Exercise prompt: Read the data and repeat it in full, exactly.

* * *

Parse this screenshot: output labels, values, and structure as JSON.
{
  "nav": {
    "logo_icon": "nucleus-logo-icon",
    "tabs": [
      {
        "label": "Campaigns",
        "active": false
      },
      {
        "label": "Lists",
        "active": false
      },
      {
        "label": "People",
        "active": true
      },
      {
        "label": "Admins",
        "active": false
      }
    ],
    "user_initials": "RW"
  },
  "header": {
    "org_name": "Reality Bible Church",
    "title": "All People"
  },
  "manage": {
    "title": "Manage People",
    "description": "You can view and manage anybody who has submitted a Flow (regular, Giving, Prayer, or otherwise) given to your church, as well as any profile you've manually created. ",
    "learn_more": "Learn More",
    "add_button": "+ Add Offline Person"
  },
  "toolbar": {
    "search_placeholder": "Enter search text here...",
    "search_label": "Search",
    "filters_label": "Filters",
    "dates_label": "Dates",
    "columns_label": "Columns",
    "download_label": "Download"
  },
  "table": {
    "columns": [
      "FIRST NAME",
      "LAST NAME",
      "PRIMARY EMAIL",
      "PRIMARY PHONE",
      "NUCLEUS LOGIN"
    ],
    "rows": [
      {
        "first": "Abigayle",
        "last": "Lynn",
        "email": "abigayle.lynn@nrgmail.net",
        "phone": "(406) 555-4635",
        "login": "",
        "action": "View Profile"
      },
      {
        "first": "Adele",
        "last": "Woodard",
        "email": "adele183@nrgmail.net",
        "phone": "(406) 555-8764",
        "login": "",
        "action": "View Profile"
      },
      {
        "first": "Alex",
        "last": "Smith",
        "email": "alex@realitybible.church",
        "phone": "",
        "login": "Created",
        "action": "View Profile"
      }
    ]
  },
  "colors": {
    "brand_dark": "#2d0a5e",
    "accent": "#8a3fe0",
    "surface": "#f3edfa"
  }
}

* * *

Output of the task:
Parse this screenshot: output labels, values, and structure as JSON.
{
  "nav": {
    "logo_icon": "nucleus-logo-icon",
    "tabs": [
      {
        "label": "Campaigns",
        "active": false
      },
      {
        "label": "Lists",
        "active": false
      },
      {
        "label": "People",
        "active": true
      },
      {
        "label": "Admins",
        "active": false
      }
    ],
    "user_initials": "RW"
  },
  "header": {
    "org_name": "Reality Bible Church",
    "title": "All People"
  },
  "manage": {
    "title": "Manage People",
    "description": "You can view and manage anybody who has submitted a Flow (regular, Giving, Prayer, or otherwise) given to your church, as well as any profile you've manually created. ",
    "learn_more": "Learn More",
    "add_button": "+ Add Offline Person"
  },
  "toolbar": {
    "search_placeholder": "Enter search text here...",
    "search_label": "Search",
    "filters_label": "Filters",
    "dates_label": "Dates",
    "columns_label": "Columns",
    "download_label": "Download"
  },
  "table": {
    "columns": [
      "FIRST NAME",
      "LAST NAME",
      "PRIMARY EMAIL",
      "PRIMARY PHONE",
      "NUCLEUS LOGIN"
    ],
    "rows": [
      {
        "first": "Abigayle",
        "last": "Lynn",
        "email": "abigayle.lynn@nrgmail.net",
        "phone": "(406) 555-4635",
        "login": "",
        "action": "View Profile"
      },
      {
        "first": "Adele",
        "last": "Woodard",
        "email": "adele183@nrgmail.net",
        "phone": "(406) 555-8764",
        "login": "",
        "action": "View Profile"
      },
      {
        "first": "Alex",
        "last": "Smith",
        "email": "alex@realitybible.church",
        "phone": "",
        "login": "Created",
        "action": "View Profile"
      }
    ]
  },
  "colors": {
    "brand_dark": "#2d0a5e",
    "accent": "#8a3fe0",
    "surface": "#f3edfa"
  }
}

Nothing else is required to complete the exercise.